╭──

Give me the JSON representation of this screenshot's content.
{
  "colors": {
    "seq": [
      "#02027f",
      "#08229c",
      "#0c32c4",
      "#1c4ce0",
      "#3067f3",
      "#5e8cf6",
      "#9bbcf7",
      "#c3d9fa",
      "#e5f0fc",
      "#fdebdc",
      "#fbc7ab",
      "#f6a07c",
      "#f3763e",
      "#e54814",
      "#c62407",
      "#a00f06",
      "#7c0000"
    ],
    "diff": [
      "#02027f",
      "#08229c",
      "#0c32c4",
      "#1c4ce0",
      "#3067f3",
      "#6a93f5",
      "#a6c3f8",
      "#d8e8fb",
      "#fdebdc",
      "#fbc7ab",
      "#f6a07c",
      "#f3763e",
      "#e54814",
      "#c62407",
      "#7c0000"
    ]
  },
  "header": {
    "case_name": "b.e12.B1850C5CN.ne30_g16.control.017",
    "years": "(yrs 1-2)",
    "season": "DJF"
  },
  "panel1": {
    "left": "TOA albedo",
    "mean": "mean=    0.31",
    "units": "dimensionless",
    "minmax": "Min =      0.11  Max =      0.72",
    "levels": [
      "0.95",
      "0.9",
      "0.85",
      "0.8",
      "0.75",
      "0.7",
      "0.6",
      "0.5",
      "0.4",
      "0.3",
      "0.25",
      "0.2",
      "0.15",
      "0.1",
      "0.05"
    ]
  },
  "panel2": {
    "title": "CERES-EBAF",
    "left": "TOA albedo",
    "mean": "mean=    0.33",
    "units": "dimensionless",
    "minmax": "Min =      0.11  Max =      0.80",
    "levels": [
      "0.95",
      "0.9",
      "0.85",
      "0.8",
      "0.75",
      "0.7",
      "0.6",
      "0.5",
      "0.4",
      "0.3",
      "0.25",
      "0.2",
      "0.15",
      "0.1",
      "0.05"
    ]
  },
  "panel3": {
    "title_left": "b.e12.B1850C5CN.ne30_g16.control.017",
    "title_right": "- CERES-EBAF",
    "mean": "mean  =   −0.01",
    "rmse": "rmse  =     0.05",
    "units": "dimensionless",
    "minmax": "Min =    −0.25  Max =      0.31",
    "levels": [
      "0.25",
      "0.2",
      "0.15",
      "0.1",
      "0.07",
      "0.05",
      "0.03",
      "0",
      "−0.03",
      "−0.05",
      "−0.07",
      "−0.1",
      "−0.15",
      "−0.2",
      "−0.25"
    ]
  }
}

╰──

• _Task requirements_
Wherever "EBAF" shows up in a line, copy that line.

• _Written response_
    "title": "CERES-EBAF",
    "title_right": "- CERES-EBAF",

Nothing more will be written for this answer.